_Goal_.
Scan the data beneath this task and copy each line that includes "selected".

_Excerpted data_.
++++
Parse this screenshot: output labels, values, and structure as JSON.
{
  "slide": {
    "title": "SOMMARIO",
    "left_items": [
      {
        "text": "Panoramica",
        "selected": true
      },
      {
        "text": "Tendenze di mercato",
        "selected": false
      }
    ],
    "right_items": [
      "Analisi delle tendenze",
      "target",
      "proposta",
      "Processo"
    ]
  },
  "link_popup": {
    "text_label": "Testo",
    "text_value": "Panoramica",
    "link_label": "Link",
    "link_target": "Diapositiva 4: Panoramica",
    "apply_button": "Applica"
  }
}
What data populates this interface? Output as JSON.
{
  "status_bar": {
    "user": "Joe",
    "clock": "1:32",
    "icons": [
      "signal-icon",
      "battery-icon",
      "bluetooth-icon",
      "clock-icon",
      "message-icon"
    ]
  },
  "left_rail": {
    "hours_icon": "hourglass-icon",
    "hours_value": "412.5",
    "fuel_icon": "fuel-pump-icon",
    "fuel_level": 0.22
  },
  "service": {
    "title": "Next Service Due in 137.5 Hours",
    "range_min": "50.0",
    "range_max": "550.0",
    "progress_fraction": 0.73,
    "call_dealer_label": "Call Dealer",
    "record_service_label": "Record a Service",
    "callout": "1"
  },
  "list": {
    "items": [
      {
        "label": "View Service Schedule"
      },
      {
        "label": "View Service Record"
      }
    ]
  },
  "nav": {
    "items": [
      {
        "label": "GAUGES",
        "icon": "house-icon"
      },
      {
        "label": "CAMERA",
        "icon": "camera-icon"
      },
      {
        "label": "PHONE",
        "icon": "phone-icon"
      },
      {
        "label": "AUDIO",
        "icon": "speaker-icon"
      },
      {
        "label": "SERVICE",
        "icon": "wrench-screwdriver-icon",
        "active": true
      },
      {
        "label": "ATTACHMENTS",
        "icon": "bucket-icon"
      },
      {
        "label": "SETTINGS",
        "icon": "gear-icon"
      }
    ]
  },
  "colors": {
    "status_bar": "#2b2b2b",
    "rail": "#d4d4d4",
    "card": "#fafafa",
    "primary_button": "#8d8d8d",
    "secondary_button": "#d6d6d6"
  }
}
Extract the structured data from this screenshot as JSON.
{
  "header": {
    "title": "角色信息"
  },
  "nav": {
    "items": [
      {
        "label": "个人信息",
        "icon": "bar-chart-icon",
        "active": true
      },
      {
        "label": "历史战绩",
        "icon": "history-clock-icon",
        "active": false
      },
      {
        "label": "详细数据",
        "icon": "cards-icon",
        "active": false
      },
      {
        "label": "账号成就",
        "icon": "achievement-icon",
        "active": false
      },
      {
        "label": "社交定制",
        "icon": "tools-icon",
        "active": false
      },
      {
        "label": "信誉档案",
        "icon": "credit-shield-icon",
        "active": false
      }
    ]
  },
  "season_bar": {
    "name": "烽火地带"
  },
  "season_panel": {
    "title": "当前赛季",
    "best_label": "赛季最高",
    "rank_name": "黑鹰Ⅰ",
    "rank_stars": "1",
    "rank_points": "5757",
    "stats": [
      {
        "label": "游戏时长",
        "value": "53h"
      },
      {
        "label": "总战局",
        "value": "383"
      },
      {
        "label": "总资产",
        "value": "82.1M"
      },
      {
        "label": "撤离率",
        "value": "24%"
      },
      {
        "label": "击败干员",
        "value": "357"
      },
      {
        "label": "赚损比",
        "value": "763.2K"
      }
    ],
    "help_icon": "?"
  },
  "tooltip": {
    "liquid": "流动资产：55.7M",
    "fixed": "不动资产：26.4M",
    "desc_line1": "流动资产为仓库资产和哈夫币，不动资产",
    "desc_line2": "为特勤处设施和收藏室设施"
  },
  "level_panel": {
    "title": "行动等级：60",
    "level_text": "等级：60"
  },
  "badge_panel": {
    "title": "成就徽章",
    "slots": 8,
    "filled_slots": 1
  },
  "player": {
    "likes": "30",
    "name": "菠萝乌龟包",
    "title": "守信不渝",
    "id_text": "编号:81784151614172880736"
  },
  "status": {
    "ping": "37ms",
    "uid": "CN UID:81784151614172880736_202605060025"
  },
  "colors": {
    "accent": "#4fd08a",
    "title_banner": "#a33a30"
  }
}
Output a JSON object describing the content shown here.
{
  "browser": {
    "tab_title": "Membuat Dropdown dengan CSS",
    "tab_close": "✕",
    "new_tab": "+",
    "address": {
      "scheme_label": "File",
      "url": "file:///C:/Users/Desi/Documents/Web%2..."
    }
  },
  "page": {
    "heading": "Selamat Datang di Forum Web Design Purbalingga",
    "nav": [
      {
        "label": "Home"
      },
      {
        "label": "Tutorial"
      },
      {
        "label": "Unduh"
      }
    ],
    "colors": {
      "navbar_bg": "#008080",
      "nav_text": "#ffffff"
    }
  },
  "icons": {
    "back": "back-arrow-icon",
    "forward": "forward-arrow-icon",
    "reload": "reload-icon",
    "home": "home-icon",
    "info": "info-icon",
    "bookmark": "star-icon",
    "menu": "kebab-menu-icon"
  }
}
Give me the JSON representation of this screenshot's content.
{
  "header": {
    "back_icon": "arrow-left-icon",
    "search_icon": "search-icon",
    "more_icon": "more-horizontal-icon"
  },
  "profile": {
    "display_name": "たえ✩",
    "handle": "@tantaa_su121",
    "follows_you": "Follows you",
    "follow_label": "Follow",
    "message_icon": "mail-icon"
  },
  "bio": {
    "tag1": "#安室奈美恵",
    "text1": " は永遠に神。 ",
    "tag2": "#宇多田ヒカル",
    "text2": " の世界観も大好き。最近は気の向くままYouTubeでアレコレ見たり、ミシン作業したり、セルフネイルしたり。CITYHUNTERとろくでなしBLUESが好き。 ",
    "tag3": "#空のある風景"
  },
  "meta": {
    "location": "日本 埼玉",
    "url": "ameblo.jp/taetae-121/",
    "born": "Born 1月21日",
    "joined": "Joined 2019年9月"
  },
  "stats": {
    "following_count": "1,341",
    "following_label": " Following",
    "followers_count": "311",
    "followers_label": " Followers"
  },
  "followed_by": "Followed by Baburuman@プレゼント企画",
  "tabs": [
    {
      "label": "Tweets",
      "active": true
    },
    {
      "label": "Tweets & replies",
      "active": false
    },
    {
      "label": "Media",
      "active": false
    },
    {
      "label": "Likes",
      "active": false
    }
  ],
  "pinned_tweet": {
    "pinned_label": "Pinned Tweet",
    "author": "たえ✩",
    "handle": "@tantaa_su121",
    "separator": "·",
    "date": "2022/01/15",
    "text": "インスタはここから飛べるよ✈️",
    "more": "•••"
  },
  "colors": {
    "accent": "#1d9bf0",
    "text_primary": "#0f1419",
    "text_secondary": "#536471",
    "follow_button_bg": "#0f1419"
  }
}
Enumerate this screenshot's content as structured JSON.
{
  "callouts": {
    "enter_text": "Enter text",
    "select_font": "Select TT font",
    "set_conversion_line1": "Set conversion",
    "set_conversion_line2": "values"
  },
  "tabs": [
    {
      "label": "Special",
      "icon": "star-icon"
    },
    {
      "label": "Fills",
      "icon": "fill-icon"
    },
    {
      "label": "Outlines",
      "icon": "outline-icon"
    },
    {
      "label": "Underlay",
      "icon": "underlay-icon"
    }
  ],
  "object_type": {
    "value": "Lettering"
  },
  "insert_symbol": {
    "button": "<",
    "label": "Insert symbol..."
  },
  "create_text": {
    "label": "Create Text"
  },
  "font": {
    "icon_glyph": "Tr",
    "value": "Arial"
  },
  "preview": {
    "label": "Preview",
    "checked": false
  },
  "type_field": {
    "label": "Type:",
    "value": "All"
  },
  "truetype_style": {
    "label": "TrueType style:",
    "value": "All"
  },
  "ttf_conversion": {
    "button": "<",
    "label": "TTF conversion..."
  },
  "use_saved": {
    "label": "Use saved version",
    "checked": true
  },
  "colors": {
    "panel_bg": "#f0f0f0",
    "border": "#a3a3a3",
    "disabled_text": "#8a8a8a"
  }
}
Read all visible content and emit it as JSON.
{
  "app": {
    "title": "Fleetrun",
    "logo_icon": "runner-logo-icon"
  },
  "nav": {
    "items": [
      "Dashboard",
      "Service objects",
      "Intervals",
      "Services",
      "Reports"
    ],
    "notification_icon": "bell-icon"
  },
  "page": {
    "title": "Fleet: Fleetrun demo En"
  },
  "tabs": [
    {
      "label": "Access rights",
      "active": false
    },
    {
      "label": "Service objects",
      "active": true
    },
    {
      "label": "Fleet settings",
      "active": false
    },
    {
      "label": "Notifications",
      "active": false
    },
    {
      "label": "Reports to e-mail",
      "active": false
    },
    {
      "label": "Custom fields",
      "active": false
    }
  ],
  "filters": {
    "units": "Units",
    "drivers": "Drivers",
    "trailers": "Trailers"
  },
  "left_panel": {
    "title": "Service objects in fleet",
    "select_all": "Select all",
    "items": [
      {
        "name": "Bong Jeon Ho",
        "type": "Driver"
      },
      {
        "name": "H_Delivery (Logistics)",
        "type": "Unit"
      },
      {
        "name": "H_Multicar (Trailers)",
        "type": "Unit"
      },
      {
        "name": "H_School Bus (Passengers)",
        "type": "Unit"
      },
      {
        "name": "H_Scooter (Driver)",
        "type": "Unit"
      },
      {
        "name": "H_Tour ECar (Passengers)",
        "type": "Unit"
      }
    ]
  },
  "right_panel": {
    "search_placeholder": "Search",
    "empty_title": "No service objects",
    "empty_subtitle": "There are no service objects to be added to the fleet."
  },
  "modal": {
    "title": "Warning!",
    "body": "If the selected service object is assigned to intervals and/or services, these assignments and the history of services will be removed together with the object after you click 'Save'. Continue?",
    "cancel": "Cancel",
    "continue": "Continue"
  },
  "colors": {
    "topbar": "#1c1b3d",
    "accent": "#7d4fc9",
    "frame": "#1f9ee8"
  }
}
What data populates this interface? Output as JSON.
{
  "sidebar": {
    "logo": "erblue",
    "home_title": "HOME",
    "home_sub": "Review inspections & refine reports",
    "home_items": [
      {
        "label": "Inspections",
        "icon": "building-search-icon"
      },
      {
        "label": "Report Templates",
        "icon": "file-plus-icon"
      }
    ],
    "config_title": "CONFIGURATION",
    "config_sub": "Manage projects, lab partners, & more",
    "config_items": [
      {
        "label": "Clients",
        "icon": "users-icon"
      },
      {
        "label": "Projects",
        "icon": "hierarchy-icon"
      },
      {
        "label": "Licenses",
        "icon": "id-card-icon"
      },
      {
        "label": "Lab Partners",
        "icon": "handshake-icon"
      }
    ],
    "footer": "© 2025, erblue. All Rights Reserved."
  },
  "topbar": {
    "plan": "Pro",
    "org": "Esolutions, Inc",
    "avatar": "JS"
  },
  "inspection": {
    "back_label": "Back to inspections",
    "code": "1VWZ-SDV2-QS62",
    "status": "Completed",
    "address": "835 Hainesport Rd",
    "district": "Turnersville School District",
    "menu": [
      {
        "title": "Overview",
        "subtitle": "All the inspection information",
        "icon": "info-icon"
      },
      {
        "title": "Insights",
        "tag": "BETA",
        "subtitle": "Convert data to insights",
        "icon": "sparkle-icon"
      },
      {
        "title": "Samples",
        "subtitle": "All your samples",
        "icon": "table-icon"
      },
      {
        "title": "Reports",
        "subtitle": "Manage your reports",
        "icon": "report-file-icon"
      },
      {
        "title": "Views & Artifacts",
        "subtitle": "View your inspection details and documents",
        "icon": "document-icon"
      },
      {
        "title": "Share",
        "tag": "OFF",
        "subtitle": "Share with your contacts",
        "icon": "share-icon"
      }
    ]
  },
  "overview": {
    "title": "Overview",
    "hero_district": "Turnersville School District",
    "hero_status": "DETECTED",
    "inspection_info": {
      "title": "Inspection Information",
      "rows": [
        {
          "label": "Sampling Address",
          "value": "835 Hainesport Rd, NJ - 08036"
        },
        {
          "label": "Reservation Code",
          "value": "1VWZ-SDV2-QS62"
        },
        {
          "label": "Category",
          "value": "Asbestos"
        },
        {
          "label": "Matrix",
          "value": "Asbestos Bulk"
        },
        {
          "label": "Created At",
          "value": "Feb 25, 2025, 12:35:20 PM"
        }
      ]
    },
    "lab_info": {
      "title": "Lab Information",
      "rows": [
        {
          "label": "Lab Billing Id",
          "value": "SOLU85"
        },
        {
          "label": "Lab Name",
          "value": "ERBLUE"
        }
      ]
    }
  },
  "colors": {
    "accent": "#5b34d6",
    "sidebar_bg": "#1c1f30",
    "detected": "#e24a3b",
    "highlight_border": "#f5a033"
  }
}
++++
_Finished exercise_.
        "selected": true
        "selected": false
    "body": "If the selected service object is assigned to intervals and/or services, these assignments and the history of services will be removed together with the object after you click 'Save'. Continue?",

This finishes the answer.